WHAT TO WORK ON. Repeat the material in full. Keep every line exactly as it is.

Stored records
|---|

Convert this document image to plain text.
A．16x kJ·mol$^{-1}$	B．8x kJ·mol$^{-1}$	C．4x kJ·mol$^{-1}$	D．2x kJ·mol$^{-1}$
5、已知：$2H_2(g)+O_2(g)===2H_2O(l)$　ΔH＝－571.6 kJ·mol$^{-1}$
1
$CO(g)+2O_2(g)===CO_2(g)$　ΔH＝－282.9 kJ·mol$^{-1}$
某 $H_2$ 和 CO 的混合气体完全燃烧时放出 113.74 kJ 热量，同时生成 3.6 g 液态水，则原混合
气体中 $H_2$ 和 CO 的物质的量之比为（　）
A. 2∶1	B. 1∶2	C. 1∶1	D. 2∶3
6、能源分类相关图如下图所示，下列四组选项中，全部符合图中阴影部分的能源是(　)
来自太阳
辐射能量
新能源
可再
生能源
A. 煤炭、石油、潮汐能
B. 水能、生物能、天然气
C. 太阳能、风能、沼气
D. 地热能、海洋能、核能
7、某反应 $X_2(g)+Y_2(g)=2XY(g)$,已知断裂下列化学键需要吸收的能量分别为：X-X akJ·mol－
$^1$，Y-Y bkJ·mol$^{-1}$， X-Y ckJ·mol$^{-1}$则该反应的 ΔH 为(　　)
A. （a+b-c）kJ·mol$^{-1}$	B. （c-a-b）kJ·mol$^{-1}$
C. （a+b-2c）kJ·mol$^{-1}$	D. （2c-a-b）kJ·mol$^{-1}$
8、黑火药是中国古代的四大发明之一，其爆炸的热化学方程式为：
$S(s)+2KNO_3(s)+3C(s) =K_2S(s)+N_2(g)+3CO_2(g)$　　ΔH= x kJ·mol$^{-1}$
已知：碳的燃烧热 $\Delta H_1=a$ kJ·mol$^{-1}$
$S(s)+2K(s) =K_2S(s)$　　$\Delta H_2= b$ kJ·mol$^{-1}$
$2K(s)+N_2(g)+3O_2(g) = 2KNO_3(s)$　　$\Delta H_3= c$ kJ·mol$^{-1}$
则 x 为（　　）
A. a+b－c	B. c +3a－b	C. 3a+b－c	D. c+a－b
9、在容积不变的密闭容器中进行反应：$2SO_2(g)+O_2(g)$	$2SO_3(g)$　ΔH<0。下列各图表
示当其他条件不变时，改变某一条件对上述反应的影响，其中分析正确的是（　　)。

|---|

ANSWER TO THE TASK.
Convert this document image to plain text.
A．16x kJ·mol$^{-1}$	B．8x kJ·mol$^{-1}$	C．4x kJ·mol$^{-1}$	D．2x kJ·mol$^{-1}$
5、已知：$2H_2(g)+O_2(g)===2H_2O(l)$　ΔH＝－571.6 kJ·mol$^{-1}$
1
$CO(g)+2O_2(g)===CO_2(g)$　ΔH＝－282.9 kJ·mol$^{-1}$
某 $H_2$ 和 CO 的混合气体完全燃烧时放出 113.74 kJ 热量，同时生成 3.6 g 液态水，则原混合
气体中 $H_2$ 和 CO 的物质的量之比为（　）
A. 2∶1	B. 1∶2	C. 1∶1	D. 2∶3
6、能源分类相关图如下图所示，下列四组选项中，全部符合图中阴影部分的能源是(　)
来自太阳
辐射能量
新能源
可再
生能源
A. 煤炭、石油、潮汐能
B. 水能、生物能、天然气
C. 太阳能、风能、沼气
D. 地热能、海洋能、核能
7、某反应 $X_2(g)+Y_2(g)=2XY(g)$,已知断裂下列化学键需要吸收的能量分别为：X-X akJ·mol－
$^1$，Y-Y bkJ·mol$^{-1}$， X-Y ckJ·mol$^{-1}$则该反应的 ΔH 为(　　)
A. （a+b-c）kJ·mol$^{-1}$	B. （c-a-b）kJ·mol$^{-1}$
C. （a+b-2c）kJ·mol$^{-1}$	D. （2c-a-b）kJ·mol$^{-1}$
8、黑火药是中国古代的四大发明之一，其爆炸的热化学方程式为：
$S(s)+2KNO_3(s)+3C(s) =K_2S(s)+N_2(g)+3CO_2(g)$　　ΔH= x kJ·mol$^{-1}$
已知：碳的燃烧热 $\Delta H_1=a$ kJ·mol$^{-1}$
$S(s)+2K(s) =K_2S(s)$　　$\Delta H_2= b$ kJ·mol$^{-1}$
$2K(s)+N_2(g)+3O_2(g) = 2KNO_3(s)$　　$\Delta H_3= c$ kJ·mol$^{-1}$
则 x 为（　　）
A. a+b－c	B. c +3a－b	C. 3a+b－c	D. c+a－b
9、在容积不变的密闭容器中进行反应：$2SO_2(g)+O_2(g)$	$2SO_3(g)$　ΔH<0。下列各图表
示当其他条件不变时，改变某一条件对上述反应的影响，其中分析正确的是（　　)。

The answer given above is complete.